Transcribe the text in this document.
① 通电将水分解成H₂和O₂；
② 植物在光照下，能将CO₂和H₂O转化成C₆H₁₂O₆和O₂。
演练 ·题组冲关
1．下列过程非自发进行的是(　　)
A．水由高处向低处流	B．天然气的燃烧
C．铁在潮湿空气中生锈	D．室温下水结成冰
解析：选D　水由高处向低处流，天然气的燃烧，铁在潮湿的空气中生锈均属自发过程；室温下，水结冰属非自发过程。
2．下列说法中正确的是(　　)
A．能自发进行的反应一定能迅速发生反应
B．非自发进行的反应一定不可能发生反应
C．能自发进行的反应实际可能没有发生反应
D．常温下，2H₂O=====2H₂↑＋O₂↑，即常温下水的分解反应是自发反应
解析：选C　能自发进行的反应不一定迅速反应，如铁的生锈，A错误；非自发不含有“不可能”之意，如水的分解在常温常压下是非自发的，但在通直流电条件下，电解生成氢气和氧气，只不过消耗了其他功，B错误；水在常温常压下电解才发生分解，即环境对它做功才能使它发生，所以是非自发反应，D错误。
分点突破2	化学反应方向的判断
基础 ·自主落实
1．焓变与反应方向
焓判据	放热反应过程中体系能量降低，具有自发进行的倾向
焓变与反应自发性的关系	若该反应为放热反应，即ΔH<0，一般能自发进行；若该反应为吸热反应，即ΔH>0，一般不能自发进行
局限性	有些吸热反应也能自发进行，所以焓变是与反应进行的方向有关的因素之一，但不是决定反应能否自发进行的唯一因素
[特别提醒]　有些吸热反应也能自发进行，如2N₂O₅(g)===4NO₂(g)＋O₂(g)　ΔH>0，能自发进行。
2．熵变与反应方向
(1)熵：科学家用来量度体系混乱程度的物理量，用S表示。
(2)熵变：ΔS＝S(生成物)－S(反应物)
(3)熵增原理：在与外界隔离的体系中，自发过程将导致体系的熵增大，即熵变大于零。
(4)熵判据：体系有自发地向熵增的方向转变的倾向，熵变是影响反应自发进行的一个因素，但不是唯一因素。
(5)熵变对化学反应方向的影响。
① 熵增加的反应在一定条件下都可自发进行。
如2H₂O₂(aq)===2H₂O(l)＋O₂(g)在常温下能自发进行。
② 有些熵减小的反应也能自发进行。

■ ■ ■ ■ ■

» **THE EXERCISE**:
Print the entries exactly. Include every one.

» **EXERCISE ANSWER**:
Transcribe the text in this document.
① 通电将水分解成H₂和O₂；
② 植物在光照下，能将CO₂和H₂O转化成C₆H₁₂O₆和O₂。
演练 ·题组冲关
1．下列过程非自发进行的是(　　)
A．水由高处向低处流	B．天然气的燃烧
C．铁在潮湿空气中生锈	D．室温下水结成冰
解析：选D　水由高处向低处流，天然气的燃烧，铁在潮湿的空气中生锈均属自发过程；室温下，水结冰属非自发过程。
2．下列说法中正确的是(　　)
A．能自发进行的反应一定能迅速发生反应
B．非自发进行的反应一定不可能发生反应
C．能自发进行的反应实际可能没有发生反应
D．常温下，2H₂O=====2H₂↑＋O₂↑，即常温下水的分解反应是自发反应
解析：选C　能自发进行的反应不一定迅速反应，如铁的生锈，A错误；非自发不含有“不可能”之意，如水的分解在常温常压下是非自发的，但在通直流电条件下，电解生成氢气和氧气，只不过消耗了其他功，B错误；水在常温常压下电解才发生分解，即环境对它做功才能使它发生，所以是非自发反应，D错误。
分点突破2	化学反应方向的判断
基础 ·自主落实
1．焓变与反应方向
焓判据	放热反应过程中体系能量降低，具有自发进行的倾向
焓变与反应自发性的关系	若该反应为放热反应，即ΔH<0，一般能自发进行；若该反应为吸热反应，即ΔH>0，一般不能自发进行
局限性	有些吸热反应也能自发进行，所以焓变是与反应进行的方向有关的因素之一，但不是决定反应能否自发进行的唯一因素
[特别提醒]　有些吸热反应也能自发进行，如2N₂O₅(g)===4NO₂(g)＋O₂(g)　ΔH>0，能自发进行。
2．熵变与反应方向
(1)熵：科学家用来量度体系混乱程度的物理量，用S表示。
(2)熵变：ΔS＝S(生成物)－S(反应物)
(3)熵增原理：在与外界隔离的体系中，自发过程将导致体系的熵增大，即熵变大于零。
(4)熵判据：体系有自发地向熵增的方向转变的倾向，熵变是影响反应自发进行的一个因素，但不是唯一因素。
(5)熵变对化学反应方向的影响。
① 熵增加的反应在一定条件下都可自发进行。
如2H₂O₂(aq)===2H₂O(l)＋O₂(g)在常温下能自发进行。
② 有些熵减小的反应也能自发进行。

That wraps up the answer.